### Exercise directions
Wherever the word "края" appears in a line, extract that line.

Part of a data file
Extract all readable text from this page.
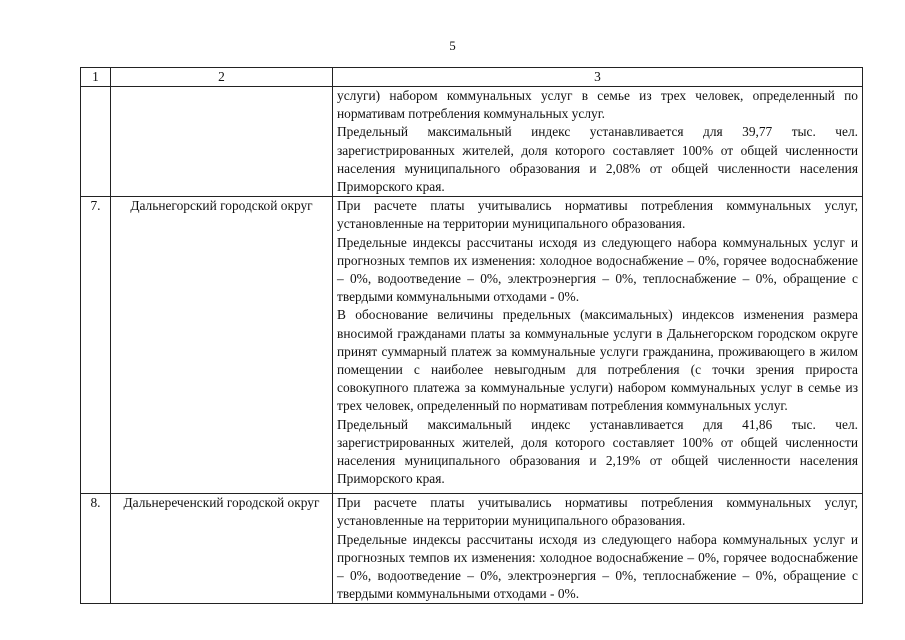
5
1	2	3

		услуги) набором коммунальных услуг в семье из трех человек, определенный по нормативам потребления коммунальных услуг.

Предельный максимальный индекс устанавливается для 39,77 тыс. чел. зарегистрированных жителей, доля которого составляет 100% от общей численности населения муниципального образования и 2,08% от общей численности населения Приморского края.

7.	Дальнегорский городской округ	При расчете платы учитывались нормативы потребления коммунальных услуг, установленные на территории муниципального образования.

Предельные индексы рассчитаны исходя из следующего набора коммунальных услуг и прогнозных темпов их изменения: холодное водоснабжение – 0%, горячее водоснабжение – 0%, водоотведение – 0%, электроэнергия – 0%, теплоснабжение – 0%, обращение с твердыми коммунальными отходами - 0%.

В обоснование величины предельных (максимальных) индексов изменения размера вносимой гражданами платы за коммунальные услуги в Дальнегорском городском округе принят суммарный платеж за коммунальные услуги гражданина, проживающего в жилом помещении с наиболее невыгодным для потребления (с точки зрения прироста совокупного платежа за коммунальные услуги) набором коммунальных услуг в семье из трех человек, определенный по нормативам потребления коммунальных услуг.

Предельный максимальный индекс устанавливается для 41,86 тыс. чел. зарегистрированных жителей, доля которого составляет 100% от общей численности населения муниципального образования и 2,19% от общей численности населения Приморского края.

8.	Дальнереченский городской округ	При расчете платы учитывались нормативы потребления коммунальных услуг, установленные на территории муниципального образования.

Предельные индексы рассчитаны исходя из следующего набора коммунальных услуг и прогнозных темпов их изменения: холодное водоснабжение – 0%, горячее водоснабжение – 0%, водоотведение – 0%, электроэнергия – 0%, теплоснабжение – 0%, обращение с твердыми коммунальными отходами - 0%.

### Final result
Предельный максимальный индекс устанавливается для 39,77 тыс. чел. зарегистрированных жителей, доля которого составляет 100% от общей численности населения муниципального образования и 2,08% от общей численности населения Приморского края.
Предельный максимальный индекс устанавливается для 41,86 тыс. чел. зарегистрированных жителей, доля которого составляет 100% от общей численности населения муниципального образования и 2,19% от общей численности населения Приморского края.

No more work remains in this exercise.